━━━ Task data

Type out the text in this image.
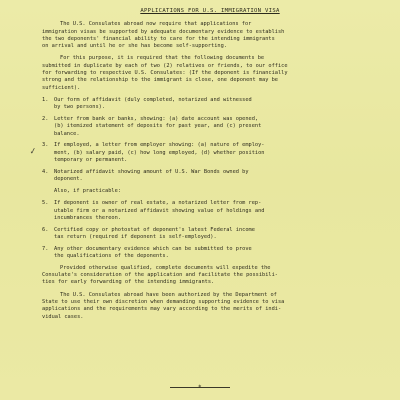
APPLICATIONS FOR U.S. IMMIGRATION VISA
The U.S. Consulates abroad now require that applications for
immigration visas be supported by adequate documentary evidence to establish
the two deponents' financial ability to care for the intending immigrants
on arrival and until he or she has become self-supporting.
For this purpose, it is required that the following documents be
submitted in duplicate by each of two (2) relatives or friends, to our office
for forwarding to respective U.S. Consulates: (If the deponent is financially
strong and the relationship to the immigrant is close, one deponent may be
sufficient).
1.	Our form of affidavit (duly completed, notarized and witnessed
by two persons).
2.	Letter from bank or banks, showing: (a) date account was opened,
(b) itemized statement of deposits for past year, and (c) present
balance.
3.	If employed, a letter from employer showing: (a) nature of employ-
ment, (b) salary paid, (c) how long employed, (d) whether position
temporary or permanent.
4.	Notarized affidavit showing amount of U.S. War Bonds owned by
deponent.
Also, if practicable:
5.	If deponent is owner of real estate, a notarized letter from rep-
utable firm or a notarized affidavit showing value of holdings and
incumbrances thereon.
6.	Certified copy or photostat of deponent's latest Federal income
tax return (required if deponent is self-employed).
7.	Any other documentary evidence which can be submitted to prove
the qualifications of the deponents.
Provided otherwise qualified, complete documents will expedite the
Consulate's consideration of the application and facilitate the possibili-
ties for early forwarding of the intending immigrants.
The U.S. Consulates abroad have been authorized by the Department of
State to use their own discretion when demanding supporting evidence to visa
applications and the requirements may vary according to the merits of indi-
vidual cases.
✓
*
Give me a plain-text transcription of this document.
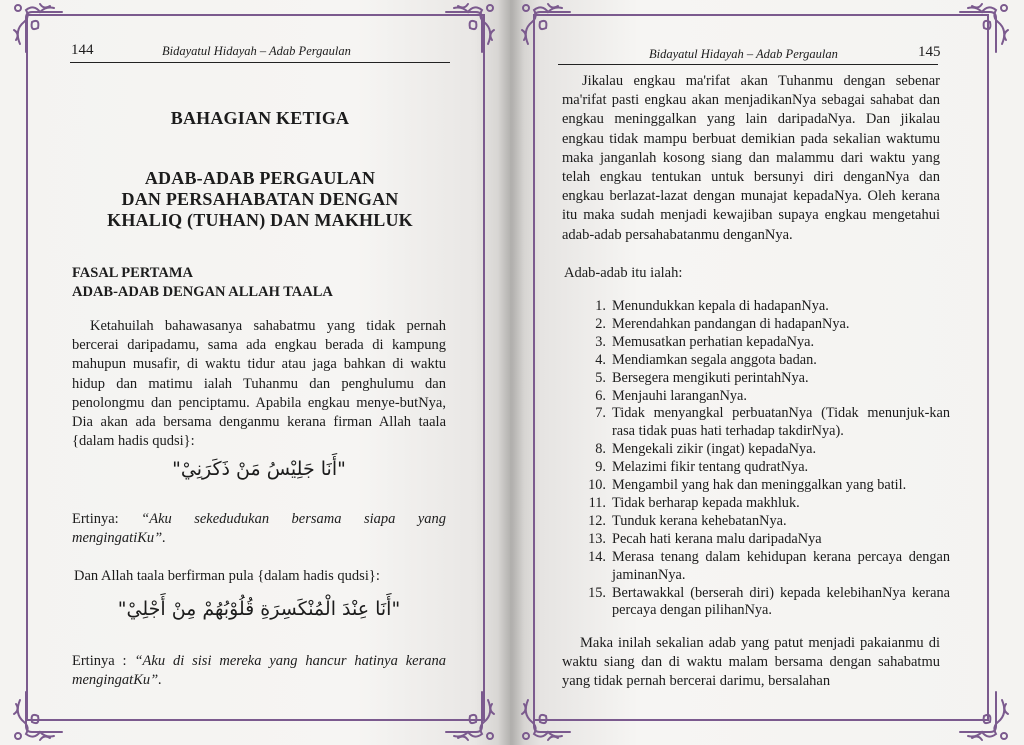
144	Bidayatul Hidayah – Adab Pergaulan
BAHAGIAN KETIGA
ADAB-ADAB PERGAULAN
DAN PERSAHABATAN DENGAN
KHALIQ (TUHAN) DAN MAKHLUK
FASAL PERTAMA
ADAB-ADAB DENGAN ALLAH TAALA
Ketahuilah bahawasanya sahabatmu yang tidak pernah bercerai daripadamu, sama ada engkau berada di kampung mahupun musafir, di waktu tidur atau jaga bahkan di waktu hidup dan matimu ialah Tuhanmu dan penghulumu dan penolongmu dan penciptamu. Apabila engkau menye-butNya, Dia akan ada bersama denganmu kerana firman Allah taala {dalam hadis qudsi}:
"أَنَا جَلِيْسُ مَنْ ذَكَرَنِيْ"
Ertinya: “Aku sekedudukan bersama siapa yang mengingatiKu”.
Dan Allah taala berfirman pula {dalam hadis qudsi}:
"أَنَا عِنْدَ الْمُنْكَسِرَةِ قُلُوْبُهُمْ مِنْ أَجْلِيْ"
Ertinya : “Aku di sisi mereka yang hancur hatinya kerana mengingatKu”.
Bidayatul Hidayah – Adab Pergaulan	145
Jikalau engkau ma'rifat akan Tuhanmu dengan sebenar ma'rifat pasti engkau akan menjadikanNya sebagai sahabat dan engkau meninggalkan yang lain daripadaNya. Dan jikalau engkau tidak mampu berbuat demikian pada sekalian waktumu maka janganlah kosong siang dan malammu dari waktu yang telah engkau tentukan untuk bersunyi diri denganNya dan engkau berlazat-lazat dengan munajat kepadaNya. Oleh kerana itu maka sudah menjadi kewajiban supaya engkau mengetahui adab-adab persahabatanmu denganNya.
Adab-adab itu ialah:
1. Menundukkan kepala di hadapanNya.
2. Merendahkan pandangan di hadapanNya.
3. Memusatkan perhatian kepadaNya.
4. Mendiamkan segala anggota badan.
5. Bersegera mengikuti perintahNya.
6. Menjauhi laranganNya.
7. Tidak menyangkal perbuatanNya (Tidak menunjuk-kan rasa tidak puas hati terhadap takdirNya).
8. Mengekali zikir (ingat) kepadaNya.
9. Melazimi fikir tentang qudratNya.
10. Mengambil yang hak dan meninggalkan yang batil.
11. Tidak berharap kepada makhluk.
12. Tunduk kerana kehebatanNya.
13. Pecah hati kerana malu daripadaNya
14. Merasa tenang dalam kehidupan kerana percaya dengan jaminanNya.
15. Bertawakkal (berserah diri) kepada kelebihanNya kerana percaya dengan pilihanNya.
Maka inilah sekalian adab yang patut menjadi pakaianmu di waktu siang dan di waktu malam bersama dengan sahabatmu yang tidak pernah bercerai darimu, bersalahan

━━━━━━

* _What you will do_
Only a number is wanted here: how many lines in the data above include the string "that"?

* _Complete response_
2